Your task: Count the lines in the material below that contain the string "spheres", treating uppercase and lowercase letters as different, and reply with only that number.

Listed records:
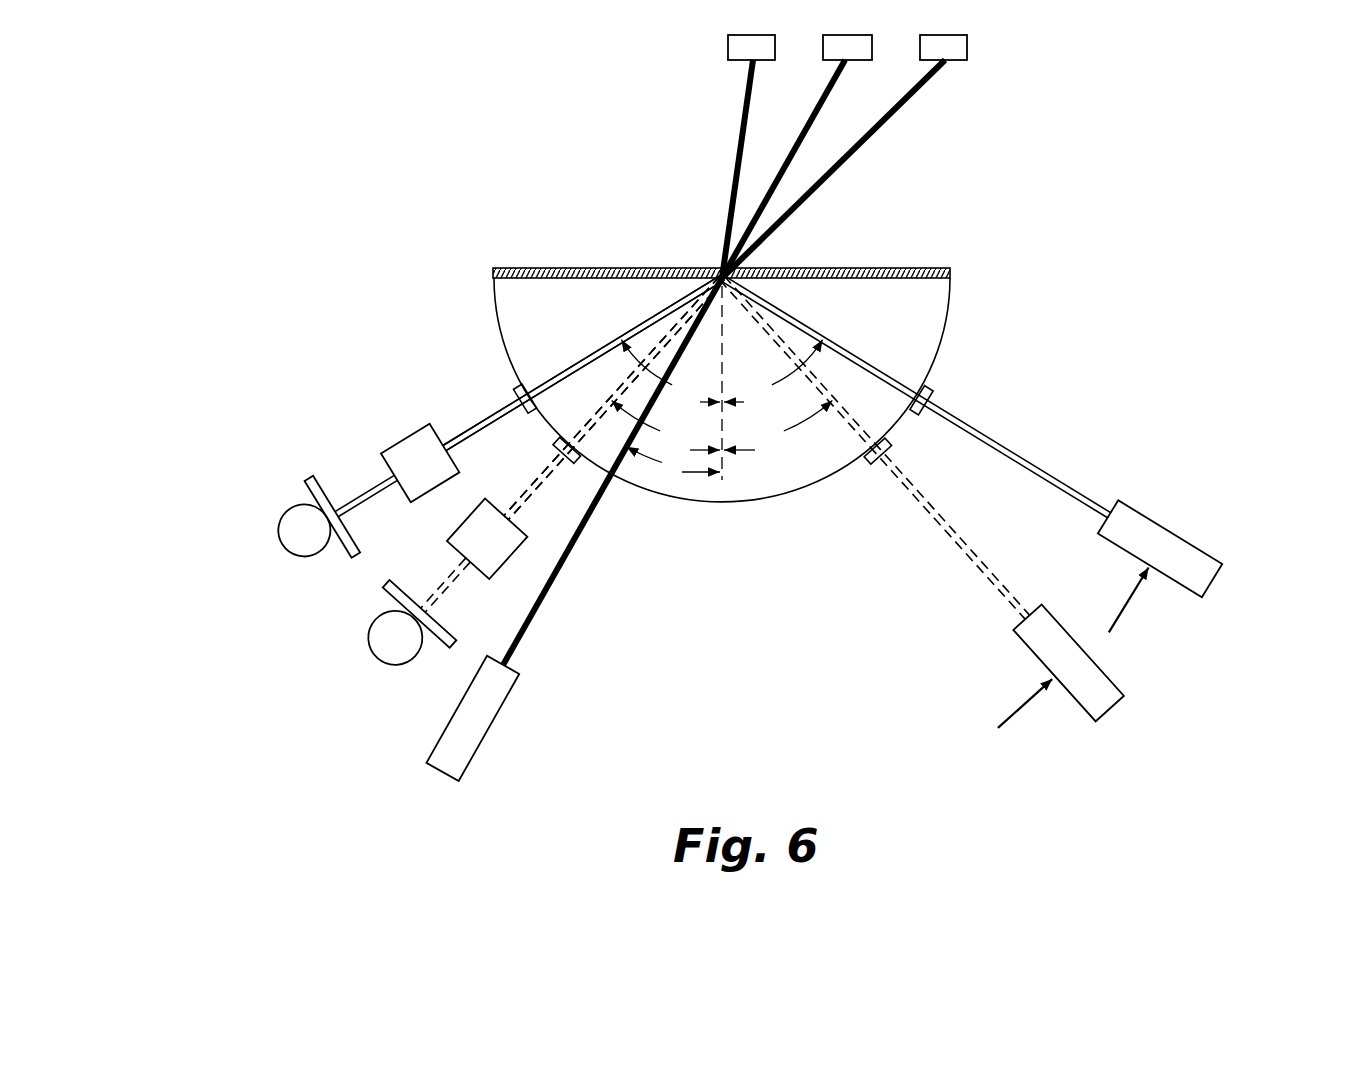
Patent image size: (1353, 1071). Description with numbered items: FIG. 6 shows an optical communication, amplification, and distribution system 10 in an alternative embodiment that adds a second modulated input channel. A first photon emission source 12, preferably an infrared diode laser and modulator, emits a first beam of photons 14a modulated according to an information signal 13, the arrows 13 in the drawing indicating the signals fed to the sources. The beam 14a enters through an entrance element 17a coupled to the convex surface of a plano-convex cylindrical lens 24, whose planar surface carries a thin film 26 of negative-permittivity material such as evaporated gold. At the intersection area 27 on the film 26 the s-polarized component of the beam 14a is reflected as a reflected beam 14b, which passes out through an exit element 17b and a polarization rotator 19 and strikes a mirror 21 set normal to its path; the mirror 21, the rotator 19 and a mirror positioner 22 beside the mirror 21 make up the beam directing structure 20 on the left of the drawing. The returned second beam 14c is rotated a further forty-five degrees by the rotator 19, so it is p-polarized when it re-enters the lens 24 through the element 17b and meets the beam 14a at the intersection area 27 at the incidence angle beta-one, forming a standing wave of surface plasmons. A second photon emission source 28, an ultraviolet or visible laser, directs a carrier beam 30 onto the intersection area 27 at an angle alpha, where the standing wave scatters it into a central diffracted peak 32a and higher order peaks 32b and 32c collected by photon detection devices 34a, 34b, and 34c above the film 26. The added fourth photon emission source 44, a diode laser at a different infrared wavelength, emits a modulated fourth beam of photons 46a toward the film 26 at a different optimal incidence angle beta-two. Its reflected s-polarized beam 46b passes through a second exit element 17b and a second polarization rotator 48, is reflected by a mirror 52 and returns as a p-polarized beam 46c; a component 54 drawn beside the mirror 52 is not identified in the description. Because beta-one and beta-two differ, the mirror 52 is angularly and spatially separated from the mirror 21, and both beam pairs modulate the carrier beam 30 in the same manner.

The optical communication, amplification, and distribution system 10 is at (1274, 120).
The first photon emission source 12 is at (1157, 527).
The information signal 13 is at (1118, 612).
The first beam of photons 14a is at (1000, 443).
The reflected beam 14b is at (476, 428).
The second beam of photons 14c is at (583, 362).
The entrance element 17a is at (931, 398).
The exit element 17b is at (516, 394).
The polarization rotator 19 is at (399, 447).
The beam directing structure 20 is at (244, 466).
The mirror 21 is at (349, 552).
The mirror positioner 22 is at (281, 536).
The plano-convex cylindrical lens 24 is at (939, 350).
The thin film 26 is at (951, 275).
The intersection area 27 is at (758, 261).
The second photon emission source 28 is at (497, 714).
The carrier beam 30 is at (557, 575).
The central diffracted energy peak 32a is at (826, 100).
The higher order diffracted peak 32b is at (911, 98).
The higher order diffracted peak 32c is at (747, 100).
The photon detection device 34a is at (848, 62).
The photon detection device 34b is at (948, 62).
The photon detection device 34c is at (758, 62).
The fourth photon emission source 44 is at (1112, 685).
The fourth beam of photons 46a is at (968, 545).
The reflected beam 46b is at (517, 503).
The p-polarized beam 46c is at (614, 397).
The polarization rotator 48 is at (462, 553).
The mirror 52 is at (446, 650).
The detector 54 is at (373, 642).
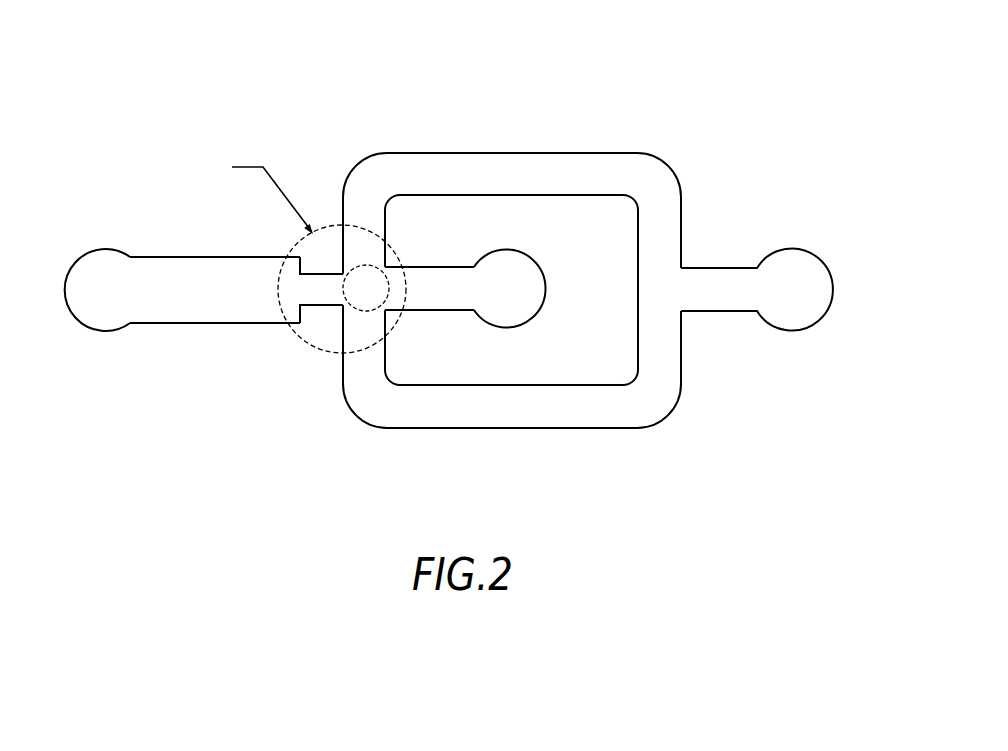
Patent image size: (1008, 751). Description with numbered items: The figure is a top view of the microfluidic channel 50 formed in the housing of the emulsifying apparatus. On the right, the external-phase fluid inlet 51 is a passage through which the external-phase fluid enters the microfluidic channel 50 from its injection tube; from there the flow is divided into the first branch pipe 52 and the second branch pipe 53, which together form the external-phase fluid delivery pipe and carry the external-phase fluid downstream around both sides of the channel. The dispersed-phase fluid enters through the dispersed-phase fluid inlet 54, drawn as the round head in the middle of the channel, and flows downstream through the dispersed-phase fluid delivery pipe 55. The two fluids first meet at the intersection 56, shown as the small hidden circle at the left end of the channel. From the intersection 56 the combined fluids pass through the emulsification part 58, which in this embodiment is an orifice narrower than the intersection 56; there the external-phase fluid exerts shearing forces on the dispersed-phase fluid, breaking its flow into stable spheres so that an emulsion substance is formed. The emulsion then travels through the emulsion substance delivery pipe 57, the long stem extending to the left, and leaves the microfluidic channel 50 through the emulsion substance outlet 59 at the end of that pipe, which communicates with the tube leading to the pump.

Written answer: 1